>> begin Records provided

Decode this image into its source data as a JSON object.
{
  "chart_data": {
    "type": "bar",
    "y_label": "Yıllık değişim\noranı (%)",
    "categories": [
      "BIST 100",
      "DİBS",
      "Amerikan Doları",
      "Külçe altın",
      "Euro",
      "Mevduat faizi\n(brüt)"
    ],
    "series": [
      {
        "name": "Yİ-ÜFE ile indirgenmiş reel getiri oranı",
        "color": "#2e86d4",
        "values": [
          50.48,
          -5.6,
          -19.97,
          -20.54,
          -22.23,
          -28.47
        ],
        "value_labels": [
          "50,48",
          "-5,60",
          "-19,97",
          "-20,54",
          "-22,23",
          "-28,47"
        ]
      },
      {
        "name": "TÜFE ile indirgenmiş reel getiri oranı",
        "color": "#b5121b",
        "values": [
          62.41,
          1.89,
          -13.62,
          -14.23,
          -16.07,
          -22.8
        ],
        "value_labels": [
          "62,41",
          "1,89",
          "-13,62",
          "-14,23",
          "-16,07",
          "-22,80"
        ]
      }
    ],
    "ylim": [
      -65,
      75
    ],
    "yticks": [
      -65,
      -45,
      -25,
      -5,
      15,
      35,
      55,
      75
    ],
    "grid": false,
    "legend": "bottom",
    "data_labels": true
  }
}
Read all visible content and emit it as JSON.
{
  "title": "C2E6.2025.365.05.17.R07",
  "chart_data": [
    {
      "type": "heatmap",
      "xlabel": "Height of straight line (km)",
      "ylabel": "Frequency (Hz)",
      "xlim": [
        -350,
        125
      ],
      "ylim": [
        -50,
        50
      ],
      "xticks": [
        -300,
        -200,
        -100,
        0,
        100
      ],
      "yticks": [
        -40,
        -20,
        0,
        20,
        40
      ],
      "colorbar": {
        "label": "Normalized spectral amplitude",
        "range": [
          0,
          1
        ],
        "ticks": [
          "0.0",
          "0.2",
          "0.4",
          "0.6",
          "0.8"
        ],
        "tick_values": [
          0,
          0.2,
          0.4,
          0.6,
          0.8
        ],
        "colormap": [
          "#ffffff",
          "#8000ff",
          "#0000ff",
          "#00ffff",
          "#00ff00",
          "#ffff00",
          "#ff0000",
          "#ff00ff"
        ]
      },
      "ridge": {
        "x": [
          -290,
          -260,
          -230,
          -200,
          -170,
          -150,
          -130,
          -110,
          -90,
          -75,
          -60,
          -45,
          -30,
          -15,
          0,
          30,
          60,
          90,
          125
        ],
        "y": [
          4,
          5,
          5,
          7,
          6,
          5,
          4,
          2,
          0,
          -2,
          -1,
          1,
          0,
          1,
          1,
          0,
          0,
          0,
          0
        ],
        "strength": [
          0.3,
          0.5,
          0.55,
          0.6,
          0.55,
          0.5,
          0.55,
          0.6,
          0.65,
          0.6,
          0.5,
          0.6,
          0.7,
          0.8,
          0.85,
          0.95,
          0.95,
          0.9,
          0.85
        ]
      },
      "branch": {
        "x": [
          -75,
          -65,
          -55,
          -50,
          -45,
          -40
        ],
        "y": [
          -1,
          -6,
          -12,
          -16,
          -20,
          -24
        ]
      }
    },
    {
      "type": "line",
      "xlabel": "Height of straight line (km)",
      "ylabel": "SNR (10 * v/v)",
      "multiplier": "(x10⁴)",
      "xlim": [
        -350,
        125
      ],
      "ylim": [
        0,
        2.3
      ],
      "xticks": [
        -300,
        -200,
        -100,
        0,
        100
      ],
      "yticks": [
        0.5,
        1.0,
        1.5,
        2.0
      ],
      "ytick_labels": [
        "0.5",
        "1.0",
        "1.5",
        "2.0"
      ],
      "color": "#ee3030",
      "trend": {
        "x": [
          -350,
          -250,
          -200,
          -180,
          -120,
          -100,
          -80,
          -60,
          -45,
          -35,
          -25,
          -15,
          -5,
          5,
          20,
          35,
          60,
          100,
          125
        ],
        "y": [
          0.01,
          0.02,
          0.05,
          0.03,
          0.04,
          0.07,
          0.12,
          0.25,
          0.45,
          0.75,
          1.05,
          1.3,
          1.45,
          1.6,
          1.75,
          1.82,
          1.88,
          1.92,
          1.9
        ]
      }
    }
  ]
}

>> end Records provided

_The problem:_ From the records above, pull out each line that has "reel".

_The response:_
        "name": "Yİ-ÜFE ile indirgenmiş reel getiri oranı",
        "name": "TÜFE ile indirgenmiş reel getiri oranı",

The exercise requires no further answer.